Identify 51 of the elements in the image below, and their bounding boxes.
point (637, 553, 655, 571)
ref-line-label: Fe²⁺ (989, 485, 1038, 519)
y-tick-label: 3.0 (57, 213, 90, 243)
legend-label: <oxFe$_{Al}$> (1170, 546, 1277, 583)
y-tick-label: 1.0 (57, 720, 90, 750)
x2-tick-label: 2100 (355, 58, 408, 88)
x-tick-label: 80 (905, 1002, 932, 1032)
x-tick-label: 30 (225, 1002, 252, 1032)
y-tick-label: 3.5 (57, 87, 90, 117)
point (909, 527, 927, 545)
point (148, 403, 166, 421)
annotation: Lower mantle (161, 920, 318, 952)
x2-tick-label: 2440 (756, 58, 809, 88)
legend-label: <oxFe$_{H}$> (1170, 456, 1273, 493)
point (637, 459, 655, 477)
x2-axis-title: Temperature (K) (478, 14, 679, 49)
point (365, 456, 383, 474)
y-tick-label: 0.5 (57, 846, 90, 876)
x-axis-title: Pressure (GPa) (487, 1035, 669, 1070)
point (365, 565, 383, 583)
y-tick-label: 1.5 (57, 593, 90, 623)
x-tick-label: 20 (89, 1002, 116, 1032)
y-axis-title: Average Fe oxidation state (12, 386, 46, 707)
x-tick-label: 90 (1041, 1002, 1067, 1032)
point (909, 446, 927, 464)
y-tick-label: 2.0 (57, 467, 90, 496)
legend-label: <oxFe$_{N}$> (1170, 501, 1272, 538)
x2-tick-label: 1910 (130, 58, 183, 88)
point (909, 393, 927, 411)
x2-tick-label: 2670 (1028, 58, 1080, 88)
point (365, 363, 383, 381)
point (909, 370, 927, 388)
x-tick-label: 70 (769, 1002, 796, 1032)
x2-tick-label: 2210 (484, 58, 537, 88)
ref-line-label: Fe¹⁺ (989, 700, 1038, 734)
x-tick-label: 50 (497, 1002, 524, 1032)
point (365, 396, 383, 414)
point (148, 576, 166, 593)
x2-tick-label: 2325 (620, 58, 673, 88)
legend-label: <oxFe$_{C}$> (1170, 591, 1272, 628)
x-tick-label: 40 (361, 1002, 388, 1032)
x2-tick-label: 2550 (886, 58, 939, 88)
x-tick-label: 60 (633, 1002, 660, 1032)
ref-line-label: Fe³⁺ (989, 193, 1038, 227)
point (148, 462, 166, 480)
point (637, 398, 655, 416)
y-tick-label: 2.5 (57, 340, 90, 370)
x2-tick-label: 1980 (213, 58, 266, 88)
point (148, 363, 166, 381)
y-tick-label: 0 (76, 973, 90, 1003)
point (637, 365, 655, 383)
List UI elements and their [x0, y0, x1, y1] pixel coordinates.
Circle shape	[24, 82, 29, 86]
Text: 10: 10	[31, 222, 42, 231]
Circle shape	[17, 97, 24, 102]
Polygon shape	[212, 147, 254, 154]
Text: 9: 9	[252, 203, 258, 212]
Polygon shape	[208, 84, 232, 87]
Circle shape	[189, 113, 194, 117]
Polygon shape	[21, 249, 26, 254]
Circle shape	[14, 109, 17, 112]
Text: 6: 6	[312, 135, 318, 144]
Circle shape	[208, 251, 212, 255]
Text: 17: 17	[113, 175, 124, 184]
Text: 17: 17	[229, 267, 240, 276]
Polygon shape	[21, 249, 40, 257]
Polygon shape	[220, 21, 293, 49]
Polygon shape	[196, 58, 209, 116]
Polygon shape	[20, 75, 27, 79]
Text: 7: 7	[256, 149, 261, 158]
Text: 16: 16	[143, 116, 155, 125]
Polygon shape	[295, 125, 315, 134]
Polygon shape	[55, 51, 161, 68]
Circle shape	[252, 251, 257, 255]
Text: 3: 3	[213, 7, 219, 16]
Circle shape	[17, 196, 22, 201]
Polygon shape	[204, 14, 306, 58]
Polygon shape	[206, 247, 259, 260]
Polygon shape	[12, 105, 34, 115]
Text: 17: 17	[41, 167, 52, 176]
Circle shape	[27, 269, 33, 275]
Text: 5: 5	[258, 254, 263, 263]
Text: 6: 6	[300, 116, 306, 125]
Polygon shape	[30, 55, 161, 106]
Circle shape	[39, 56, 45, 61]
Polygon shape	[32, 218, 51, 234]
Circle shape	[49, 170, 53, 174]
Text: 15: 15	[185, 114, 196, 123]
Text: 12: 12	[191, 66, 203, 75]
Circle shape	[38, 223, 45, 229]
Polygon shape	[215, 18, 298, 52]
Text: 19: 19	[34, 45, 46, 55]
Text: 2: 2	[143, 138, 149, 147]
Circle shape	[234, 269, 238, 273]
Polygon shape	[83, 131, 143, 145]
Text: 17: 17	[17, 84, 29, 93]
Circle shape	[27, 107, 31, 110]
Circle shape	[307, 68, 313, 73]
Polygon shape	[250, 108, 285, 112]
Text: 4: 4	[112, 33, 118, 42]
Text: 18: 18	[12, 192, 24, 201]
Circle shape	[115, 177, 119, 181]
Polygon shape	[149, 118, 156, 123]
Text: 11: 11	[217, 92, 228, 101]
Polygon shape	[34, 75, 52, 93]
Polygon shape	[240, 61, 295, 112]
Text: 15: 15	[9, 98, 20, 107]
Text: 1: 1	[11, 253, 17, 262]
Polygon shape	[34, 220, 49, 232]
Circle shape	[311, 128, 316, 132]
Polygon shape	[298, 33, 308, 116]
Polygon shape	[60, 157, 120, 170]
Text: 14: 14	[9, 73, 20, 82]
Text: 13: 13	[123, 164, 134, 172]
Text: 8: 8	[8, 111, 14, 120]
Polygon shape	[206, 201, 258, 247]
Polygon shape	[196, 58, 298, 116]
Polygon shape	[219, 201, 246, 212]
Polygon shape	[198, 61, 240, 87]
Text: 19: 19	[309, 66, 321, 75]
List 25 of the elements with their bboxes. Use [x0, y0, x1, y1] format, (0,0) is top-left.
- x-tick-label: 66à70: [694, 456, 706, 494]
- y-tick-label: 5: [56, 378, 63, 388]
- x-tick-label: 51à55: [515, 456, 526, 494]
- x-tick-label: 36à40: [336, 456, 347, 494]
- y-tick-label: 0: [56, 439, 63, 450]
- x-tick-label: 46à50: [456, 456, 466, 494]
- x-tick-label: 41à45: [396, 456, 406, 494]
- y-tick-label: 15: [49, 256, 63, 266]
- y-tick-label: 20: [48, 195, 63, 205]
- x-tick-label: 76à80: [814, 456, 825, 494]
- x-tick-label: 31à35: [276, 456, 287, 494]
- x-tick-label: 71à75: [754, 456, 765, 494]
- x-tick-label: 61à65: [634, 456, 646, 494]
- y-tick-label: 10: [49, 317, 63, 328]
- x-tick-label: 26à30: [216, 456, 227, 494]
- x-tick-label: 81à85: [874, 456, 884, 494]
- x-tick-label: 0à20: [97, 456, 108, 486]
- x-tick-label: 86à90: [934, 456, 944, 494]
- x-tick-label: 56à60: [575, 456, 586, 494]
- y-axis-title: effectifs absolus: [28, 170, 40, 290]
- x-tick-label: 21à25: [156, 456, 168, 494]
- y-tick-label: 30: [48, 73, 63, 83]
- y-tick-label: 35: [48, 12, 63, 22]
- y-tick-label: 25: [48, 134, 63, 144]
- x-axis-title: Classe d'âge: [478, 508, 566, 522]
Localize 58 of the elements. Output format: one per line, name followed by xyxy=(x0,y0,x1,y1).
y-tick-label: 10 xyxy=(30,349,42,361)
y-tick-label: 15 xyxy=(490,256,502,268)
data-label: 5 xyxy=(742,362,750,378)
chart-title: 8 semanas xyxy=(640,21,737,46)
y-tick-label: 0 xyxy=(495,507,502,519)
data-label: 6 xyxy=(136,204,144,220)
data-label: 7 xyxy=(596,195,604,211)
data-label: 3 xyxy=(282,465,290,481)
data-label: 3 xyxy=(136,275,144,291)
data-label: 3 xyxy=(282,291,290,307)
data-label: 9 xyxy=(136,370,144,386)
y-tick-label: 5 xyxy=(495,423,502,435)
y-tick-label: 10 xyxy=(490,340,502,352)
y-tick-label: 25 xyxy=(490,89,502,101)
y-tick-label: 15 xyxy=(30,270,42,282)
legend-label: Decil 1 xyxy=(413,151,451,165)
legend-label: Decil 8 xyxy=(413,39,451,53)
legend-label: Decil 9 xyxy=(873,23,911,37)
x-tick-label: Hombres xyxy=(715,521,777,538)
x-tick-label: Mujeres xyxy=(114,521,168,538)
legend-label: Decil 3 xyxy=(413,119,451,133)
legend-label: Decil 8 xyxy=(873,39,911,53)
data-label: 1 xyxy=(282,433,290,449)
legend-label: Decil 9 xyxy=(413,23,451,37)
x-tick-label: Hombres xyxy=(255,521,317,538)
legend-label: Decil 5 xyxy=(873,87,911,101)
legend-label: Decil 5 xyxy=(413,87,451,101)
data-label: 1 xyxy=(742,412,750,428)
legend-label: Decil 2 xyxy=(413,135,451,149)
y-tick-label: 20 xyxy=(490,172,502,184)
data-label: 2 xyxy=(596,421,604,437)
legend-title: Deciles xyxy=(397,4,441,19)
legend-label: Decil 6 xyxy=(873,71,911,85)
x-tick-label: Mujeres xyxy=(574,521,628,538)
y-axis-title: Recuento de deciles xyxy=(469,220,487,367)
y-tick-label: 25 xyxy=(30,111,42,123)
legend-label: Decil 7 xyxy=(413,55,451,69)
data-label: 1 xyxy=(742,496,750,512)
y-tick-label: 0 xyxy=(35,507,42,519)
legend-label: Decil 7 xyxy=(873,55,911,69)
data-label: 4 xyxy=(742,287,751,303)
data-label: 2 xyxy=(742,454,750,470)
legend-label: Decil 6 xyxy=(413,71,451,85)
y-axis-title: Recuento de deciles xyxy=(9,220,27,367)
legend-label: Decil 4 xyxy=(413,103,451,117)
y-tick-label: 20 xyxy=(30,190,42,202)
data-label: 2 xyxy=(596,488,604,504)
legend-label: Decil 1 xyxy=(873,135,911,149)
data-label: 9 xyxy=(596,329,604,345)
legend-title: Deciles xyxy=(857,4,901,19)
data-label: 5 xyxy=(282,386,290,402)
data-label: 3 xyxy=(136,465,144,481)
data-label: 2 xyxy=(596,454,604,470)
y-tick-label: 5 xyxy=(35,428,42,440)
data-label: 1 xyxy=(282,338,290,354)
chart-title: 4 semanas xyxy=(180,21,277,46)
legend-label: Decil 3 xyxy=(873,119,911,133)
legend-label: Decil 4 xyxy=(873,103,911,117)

○ ○ ○

In the data above, count the lines that contain the string "oxFe", matching case exactly. Reply with the number only.

4